Without altering anything, output the material below.

>> START

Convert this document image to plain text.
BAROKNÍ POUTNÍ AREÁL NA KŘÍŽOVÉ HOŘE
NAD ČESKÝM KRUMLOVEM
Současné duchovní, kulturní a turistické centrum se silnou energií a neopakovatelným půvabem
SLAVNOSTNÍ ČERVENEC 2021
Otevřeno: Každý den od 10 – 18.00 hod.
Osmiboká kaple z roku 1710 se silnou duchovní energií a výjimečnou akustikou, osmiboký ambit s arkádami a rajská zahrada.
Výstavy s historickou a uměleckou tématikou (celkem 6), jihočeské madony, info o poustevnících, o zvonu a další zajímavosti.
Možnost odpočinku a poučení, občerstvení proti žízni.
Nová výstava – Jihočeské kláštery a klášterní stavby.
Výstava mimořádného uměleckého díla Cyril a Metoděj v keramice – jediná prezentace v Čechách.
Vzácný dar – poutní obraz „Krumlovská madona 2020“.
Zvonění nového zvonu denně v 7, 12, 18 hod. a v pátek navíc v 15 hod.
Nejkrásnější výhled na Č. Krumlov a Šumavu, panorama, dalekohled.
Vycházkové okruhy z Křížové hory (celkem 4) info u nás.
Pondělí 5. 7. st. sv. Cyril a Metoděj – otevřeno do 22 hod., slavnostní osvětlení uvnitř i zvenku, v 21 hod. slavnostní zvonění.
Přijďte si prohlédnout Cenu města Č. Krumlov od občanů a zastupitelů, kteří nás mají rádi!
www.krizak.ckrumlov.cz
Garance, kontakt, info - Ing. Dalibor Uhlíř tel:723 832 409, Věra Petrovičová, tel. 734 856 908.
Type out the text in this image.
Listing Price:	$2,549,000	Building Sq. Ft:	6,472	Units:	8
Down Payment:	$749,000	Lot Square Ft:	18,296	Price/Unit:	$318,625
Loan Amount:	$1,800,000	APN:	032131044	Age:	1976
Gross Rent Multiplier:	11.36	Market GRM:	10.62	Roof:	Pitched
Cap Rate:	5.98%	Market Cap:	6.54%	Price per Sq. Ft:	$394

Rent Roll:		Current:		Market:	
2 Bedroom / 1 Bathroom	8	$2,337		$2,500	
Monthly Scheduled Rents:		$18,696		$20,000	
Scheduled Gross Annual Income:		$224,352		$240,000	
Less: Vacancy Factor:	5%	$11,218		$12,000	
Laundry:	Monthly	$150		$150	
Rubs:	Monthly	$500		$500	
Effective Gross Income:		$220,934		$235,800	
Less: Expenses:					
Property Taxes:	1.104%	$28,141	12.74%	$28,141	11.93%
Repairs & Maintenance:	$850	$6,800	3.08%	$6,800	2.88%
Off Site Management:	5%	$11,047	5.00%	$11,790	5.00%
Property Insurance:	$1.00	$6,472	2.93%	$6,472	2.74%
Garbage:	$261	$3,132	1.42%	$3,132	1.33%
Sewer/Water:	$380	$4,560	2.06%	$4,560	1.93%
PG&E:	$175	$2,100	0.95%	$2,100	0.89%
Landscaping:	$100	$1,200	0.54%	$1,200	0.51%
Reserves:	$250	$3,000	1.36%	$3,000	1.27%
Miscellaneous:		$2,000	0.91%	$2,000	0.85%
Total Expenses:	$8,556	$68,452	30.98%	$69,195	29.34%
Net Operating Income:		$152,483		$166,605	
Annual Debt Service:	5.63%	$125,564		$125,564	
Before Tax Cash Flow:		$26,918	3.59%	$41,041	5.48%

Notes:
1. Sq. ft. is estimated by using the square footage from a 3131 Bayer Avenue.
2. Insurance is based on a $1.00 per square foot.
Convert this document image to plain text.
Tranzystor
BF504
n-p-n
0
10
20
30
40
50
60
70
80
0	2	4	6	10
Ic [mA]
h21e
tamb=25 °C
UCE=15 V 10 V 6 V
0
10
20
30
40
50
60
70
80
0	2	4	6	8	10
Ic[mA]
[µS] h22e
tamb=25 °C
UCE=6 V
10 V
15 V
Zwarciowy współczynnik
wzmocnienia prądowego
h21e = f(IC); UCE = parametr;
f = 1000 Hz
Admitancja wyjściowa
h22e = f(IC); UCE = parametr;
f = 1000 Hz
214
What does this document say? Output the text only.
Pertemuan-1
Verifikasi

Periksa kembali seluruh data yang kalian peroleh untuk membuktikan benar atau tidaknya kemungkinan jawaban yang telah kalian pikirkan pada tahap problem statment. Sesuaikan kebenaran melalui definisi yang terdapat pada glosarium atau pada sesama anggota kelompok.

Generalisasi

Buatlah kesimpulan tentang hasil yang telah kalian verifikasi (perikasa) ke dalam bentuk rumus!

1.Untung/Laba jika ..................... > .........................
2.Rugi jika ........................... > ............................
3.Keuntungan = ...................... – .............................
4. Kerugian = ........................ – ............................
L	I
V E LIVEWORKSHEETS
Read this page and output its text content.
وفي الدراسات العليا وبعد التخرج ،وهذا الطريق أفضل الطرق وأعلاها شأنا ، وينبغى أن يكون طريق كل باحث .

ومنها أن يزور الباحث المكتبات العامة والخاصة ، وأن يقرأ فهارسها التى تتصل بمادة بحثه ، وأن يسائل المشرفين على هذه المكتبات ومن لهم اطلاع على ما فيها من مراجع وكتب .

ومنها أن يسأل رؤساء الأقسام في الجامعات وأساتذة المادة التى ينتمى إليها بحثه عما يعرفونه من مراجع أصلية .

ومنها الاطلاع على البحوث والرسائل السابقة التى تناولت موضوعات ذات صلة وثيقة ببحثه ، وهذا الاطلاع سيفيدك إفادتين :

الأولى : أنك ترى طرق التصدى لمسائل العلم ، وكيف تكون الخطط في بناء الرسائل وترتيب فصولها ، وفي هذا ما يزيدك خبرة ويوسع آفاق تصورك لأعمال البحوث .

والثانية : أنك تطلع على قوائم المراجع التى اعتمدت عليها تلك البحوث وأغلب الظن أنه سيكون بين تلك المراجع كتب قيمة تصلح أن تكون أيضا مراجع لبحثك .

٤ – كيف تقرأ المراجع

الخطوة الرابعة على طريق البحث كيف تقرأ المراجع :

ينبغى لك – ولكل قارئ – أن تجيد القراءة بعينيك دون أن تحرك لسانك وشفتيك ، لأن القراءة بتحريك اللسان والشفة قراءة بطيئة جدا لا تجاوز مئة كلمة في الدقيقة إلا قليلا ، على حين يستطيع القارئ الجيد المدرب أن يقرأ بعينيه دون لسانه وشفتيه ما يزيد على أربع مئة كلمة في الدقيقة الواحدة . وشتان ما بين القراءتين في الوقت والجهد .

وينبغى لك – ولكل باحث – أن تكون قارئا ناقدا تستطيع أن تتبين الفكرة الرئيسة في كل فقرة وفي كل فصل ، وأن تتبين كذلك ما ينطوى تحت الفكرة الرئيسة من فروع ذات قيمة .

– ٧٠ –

>> END

[ANSWER]
Convert this document image to plain text.
BAROKNÍ POUTNÍ AREÁL NA KŘÍŽOVÉ HOŘE
NAD ČESKÝM KRUMLOVEM
Současné duchovní, kulturní a turistické centrum se silnou energií a neopakovatelným půvabem
SLAVNOSTNÍ ČERVENEC 2021
Otevřeno: Každý den od 10 – 18.00 hod.
Osmiboká kaple z roku 1710 se silnou duchovní energií a výjimečnou akustikou, osmiboký ambit s arkádami a rajská zahrada.
Výstavy s historickou a uměleckou tématikou (celkem 6), jihočeské madony, info o poustevnících, o zvonu a další zajímavosti.
Možnost odpočinku a poučení, občerstvení proti žízni.
Nová výstava – Jihočeské kláštery a klášterní stavby.
Výstava mimořádného uměleckého díla Cyril a Metoděj v keramice – jediná prezentace v Čechách.
Vzácný dar – poutní obraz „Krumlovská madona 2020“.
Zvonění nového zvonu denně v 7, 12, 18 hod. a v pátek navíc v 15 hod.
Nejkrásnější výhled na Č. Krumlov a Šumavu, panorama, dalekohled.
Vycházkové okruhy z Křížové hory (celkem 4) info u nás.
Pondělí 5. 7. st. sv. Cyril a Metoděj – otevřeno do 22 hod., slavnostní osvětlení uvnitř i zvenku, v 21 hod. slavnostní zvonění.
Přijďte si prohlédnout Cenu města Č. Krumlov od občanů a zastupitelů, kteří nás mají rádi!
www.krizak.ckrumlov.cz
Garance, kontakt, info - Ing. Dalibor Uhlíř tel:723 832 409, Věra Petrovičová, tel. 734 856 908.
Type out the text in this image.
Listing Price:	$2,549,000	Building Sq. Ft:	6,472	Units:	8
Down Payment:	$749,000	Lot Square Ft:	18,296	Price/Unit:	$318,625
Loan Amount:	$1,800,000	APN:	032131044	Age:	1976
Gross Rent Multiplier:	11.36	Market GRM:	10.62	Roof:	Pitched
Cap Rate:	5.98%	Market Cap:	6.54%	Price per Sq. Ft:	$394

Rent Roll:		Current:		Market:	
2 Bedroom / 1 Bathroom	8	$2,337		$2,500	
Monthly Scheduled Rents:		$18,696		$20,000	
Scheduled Gross Annual Income:		$224,352		$240,000	
Less: Vacancy Factor:	5%	$11,218		$12,000	
Laundry:	Monthly	$150		$150	
Rubs:	Monthly	$500		$500	
Effective Gross Income:		$220,934		$235,800	
Less: Expenses:					
Property Taxes:	1.104%	$28,141	12.74%	$28,141	11.93%
Repairs & Maintenance:	$850	$6,800	3.08%	$6,800	2.88%
Off Site Management:	5%	$11,047	5.00%	$11,790	5.00%
Property Insurance:	$1.00	$6,472	2.93%	$6,472	2.74%
Garbage:	$261	$3,132	1.42%	$3,132	1.33%
Sewer/Water:	$380	$4,560	2.06%	$4,560	1.93%
PG&E:	$175	$2,100	0.95%	$2,100	0.89%
Landscaping:	$100	$1,200	0.54%	$1,200	0.51%
Reserves:	$250	$3,000	1.36%	$3,000	1.27%
Miscellaneous:		$2,000	0.91%	$2,000	0.85%
Total Expenses:	$8,556	$68,452	30.98%	$69,195	29.34%
Net Operating Income:		$152,483		$166,605	
Annual Debt Service:	5.63%	$125,564		$125,564	
Before Tax Cash Flow:		$26,918	3.59%	$41,041	5.48%

Notes:
1. Sq. ft. is estimated by using the square footage from a 3131 Bayer Avenue.
2. Insurance is based on a $1.00 per square foot.
Convert this document image to plain text.
Tranzystor
BF504
n-p-n
0
10
20
30
40
50
60
70
80
0	2	4	6	10
Ic [mA]
h21e
tamb=25 °C
UCE=15 V 10 V 6 V
0
10
20
30
40
50
60
70
80
0	2	4	6	8	10
Ic[mA]
[µS] h22e
tamb=25 °C
UCE=6 V
10 V
15 V
Zwarciowy współczynnik
wzmocnienia prądowego
h21e = f(IC); UCE = parametr;
f = 1000 Hz
Admitancja wyjściowa
h22e = f(IC); UCE = parametr;
f = 1000 Hz
214
What does this document say? Output the text only.
Pertemuan-1
Verifikasi

Periksa kembali seluruh data yang kalian peroleh untuk membuktikan benar atau tidaknya kemungkinan jawaban yang telah kalian pikirkan pada tahap problem statment. Sesuaikan kebenaran melalui definisi yang terdapat pada glosarium atau pada sesama anggota kelompok.

Generalisasi

Buatlah kesimpulan tentang hasil yang telah kalian verifikasi (perikasa) ke dalam bentuk rumus!

1.Untung/Laba jika ..................... > .........................
2.Rugi jika ........................... > ............................
3.Keuntungan = ...................... – .............................
4. Kerugian = ........................ – ............................
L	I
V E LIVEWORKSHEETS
Read this page and output its text content.
وفي الدراسات العليا وبعد التخرج ،وهذا الطريق أفضل الطرق وأعلاها شأنا ، وينبغى أن يكون طريق كل باحث .

ومنها أن يزور الباحث المكتبات العامة والخاصة ، وأن يقرأ فهارسها التى تتصل بمادة بحثه ، وأن يسائل المشرفين على هذه المكتبات ومن لهم اطلاع على ما فيها من مراجع وكتب .

ومنها أن يسأل رؤساء الأقسام في الجامعات وأساتذة المادة التى ينتمى إليها بحثه عما يعرفونه من مراجع أصلية .

ومنها الاطلاع على البحوث والرسائل السابقة التى تناولت موضوعات ذات صلة وثيقة ببحثه ، وهذا الاطلاع سيفيدك إفادتين :

الأولى : أنك ترى طرق التصدى لمسائل العلم ، وكيف تكون الخطط في بناء الرسائل وترتيب فصولها ، وفي هذا ما يزيدك خبرة ويوسع آفاق تصورك لأعمال البحوث .

والثانية : أنك تطلع على قوائم المراجع التى اعتمدت عليها تلك البحوث وأغلب الظن أنه سيكون بين تلك المراجع كتب قيمة تصلح أن تكون أيضا مراجع لبحثك .

٤ – كيف تقرأ المراجع

الخطوة الرابعة على طريق البحث كيف تقرأ المراجع :

ينبغى لك – ولكل قارئ – أن تجيد القراءة بعينيك دون أن تحرك لسانك وشفتيك ، لأن القراءة بتحريك اللسان والشفة قراءة بطيئة جدا لا تجاوز مئة كلمة في الدقيقة إلا قليلا ، على حين يستطيع القارئ الجيد المدرب أن يقرأ بعينيه دون لسانه وشفتيه ما يزيد على أربع مئة كلمة في الدقيقة الواحدة . وشتان ما بين القراءتين في الوقت والجهد .

وينبغى لك – ولكل باحث – أن تكون قارئا ناقدا تستطيع أن تتبين الفكرة الرئيسة في كل فقرة وفي كل فصل ، وأن تتبين كذلك ما ينطوى تحت الفكرة الرئيسة من فروع ذات قيمة .

– ٧٠ –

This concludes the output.